## STATED PROBLEM
Reproduce the lines of the material exactly, excluding every image.

## DATA FOR THIS TASK
Start
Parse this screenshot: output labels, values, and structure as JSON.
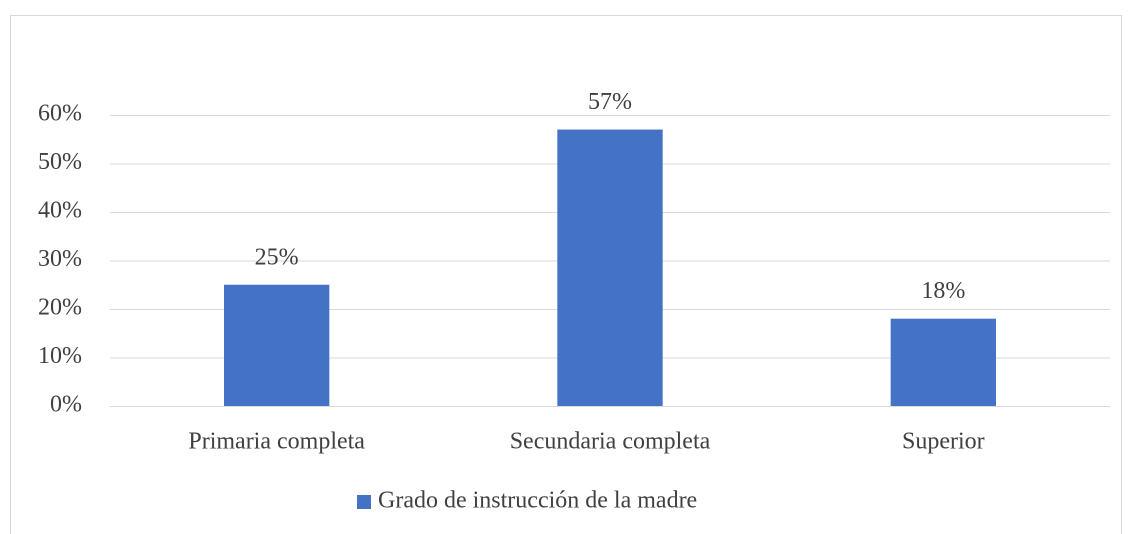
{
  "chart_data": {
    "type": "bar",
    "categories": [
      "Primaria completa",
      "Secundaria completa",
      "Superior"
    ],
    "series": [
      {
        "name": "Grado de instrucción de la madre",
        "color": "#4472c4",
        "values": [
          25,
          57,
          18
        ],
        "value_labels": [
          "25%",
          "57%",
          "18%"
        ]
      }
    ],
    "ylim": [
      0,
      60
    ],
    "yticks": [
      {
        "value": 0,
        "label": "0%"
      },
      {
        "value": 10,
        "label": "10%"
      },
      {
        "value": 20,
        "label": "20%"
      },
      {
        "value": 30,
        "label": "30%"
      },
      {
        "value": 40,
        "label": "40%"
      },
      {
        "value": 50,
        "label": "50%"
      },
      {
        "value": 60,
        "label": "60%"
      }
    ],
    "grid": true,
    "legend": "bottom"
  }
}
End
## RESULT OF THE TASK
Parse this screenshot: output labels, values, and structure as JSON.
{
  "chart_data": {
    "type": "bar",
    "categories": [
      "Primaria completa",
      "Secundaria completa",
      "Superior"
    ],
    "series": [
      {
        "name": "Grado de instrucción de la madre",
        "color": "#4472c4",
        "values": [
          25,
          57,
          18
        ],
        "value_labels": [
          "25%",
          "57%",
          "18%"
        ]
      }
    ],
    "ylim": [
      0,
      60
    ],
    "yticks": [
      {
        "value": 0,
        "label": "0%"
      },
      {
        "value": 10,
        "label": "10%"
      },
      {
        "value": 20,
        "label": "20%"
      },
      {
        "value": 30,
        "label": "30%"
      },
      {
        "value": 40,
        "label": "40%"
      },
      {
        "value": 50,
        "label": "50%"
      },
      {
        "value": 60,
        "label": "60%"
      }
    ],
    "grid": true,
    "legend": "bottom"
  }
}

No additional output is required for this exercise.